Do this
Without altering anything, repeat each of the records.
***
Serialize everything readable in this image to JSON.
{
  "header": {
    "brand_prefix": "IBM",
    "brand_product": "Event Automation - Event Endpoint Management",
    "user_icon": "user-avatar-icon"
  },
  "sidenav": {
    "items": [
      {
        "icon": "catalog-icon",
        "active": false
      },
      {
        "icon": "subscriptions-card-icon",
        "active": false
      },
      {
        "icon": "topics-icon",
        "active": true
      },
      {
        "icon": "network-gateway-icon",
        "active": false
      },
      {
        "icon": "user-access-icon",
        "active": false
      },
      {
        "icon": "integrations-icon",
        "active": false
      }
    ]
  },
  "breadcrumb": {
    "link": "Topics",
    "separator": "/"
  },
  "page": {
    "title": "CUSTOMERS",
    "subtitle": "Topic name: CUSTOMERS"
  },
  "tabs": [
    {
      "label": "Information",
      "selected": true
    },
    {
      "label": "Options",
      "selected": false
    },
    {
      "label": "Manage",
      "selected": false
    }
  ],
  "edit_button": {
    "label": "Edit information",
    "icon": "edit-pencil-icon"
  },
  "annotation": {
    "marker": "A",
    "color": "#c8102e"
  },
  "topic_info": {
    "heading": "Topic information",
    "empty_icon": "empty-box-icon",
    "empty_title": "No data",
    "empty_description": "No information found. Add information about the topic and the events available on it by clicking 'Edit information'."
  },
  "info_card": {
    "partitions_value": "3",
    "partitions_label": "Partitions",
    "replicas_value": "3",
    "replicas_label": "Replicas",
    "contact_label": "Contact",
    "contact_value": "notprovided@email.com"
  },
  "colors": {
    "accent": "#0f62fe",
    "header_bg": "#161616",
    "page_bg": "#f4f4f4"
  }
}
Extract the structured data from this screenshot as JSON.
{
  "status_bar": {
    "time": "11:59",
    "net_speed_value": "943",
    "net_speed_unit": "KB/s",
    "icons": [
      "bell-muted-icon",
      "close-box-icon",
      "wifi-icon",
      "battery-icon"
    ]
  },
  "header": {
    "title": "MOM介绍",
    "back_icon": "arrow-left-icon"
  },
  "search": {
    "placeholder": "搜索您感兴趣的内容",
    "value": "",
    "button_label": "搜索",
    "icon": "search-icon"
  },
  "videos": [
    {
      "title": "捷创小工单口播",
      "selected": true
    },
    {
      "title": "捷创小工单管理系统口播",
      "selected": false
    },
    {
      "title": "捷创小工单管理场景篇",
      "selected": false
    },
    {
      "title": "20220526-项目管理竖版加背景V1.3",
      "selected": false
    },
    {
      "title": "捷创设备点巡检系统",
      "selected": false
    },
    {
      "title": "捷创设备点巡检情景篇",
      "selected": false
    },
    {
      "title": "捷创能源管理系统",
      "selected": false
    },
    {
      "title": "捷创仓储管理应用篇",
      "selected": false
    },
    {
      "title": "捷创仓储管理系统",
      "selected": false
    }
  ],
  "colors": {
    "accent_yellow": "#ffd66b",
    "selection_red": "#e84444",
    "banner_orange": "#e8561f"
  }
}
***
Result for this exercise
Serialize everything readable in this image to JSON.
{
  "header": {
    "brand_prefix": "IBM",
    "brand_product": "Event Automation - Event Endpoint Management",
    "user_icon": "user-avatar-icon"
  },
  "sidenav": {
    "items": [
      {
        "icon": "catalog-icon",
        "active": false
      },
      {
        "icon": "subscriptions-card-icon",
        "active": false
      },
      {
        "icon": "topics-icon",
        "active": true
      },
      {
        "icon": "network-gateway-icon",
        "active": false
      },
      {
        "icon": "user-access-icon",
        "active": false
      },
      {
        "icon": "integrations-icon",
        "active": false
      }
    ]
  },
  "breadcrumb": {
    "link": "Topics",
    "separator": "/"
  },
  "page": {
    "title": "CUSTOMERS",
    "subtitle": "Topic name: CUSTOMERS"
  },
  "tabs": [
    {
      "label": "Information",
      "selected": true
    },
    {
      "label": "Options",
      "selected": false
    },
    {
      "label": "Manage",
      "selected": false
    }
  ],
  "edit_button": {
    "label": "Edit information",
    "icon": "edit-pencil-icon"
  },
  "annotation": {
    "marker": "A",
    "color": "#c8102e"
  },
  "topic_info": {
    "heading": "Topic information",
    "empty_icon": "empty-box-icon",
    "empty_title": "No data",
    "empty_description": "No information found. Add information about the topic and the events available on it by clicking 'Edit information'."
  },
  "info_card": {
    "partitions_value": "3",
    "partitions_label": "Partitions",
    "replicas_value": "3",
    "replicas_label": "Replicas",
    "contact_label": "Contact",
    "contact_value": "notprovided@email.com"
  },
  "colors": {
    "accent": "#0f62fe",
    "header_bg": "#161616",
    "page_bg": "#f4f4f4"
  }
}
Extract the structured data from this screenshot as JSON.
{
  "status_bar": {
    "time": "11:59",
    "net_speed_value": "943",
    "net_speed_unit": "KB/s",
    "icons": [
      "bell-muted-icon",
      "close-box-icon",
      "wifi-icon",
      "battery-icon"
    ]
  },
  "header": {
    "title": "MOM介绍",
    "back_icon": "arrow-left-icon"
  },
  "search": {
    "placeholder": "搜索您感兴趣的内容",
    "value": "",
    "button_label": "搜索",
    "icon": "search-icon"
  },
  "videos": [
    {
      "title": "捷创小工单口播",
      "selected": true
    },
    {
      "title": "捷创小工单管理系统口播",
      "selected": false
    },
    {
      "title": "捷创小工单管理场景篇",
      "selected": false
    },
    {
      "title": "20220526-项目管理竖版加背景V1.3",
      "selected": false
    },
    {
      "title": "捷创设备点巡检系统",
      "selected": false
    },
    {
      "title": "捷创设备点巡检情景篇",
      "selected": false
    },
    {
      "title": "捷创能源管理系统",
      "selected": false
    },
    {
      "title": "捷创仓储管理应用篇",
      "selected": false
    },
    {
      "title": "捷创仓储管理系统",
      "selected": false
    }
  ],
  "colors": {
    "accent_yellow": "#ffd66b",
    "selection_red": "#e84444",
    "banner_orange": "#e8561f"
  }
}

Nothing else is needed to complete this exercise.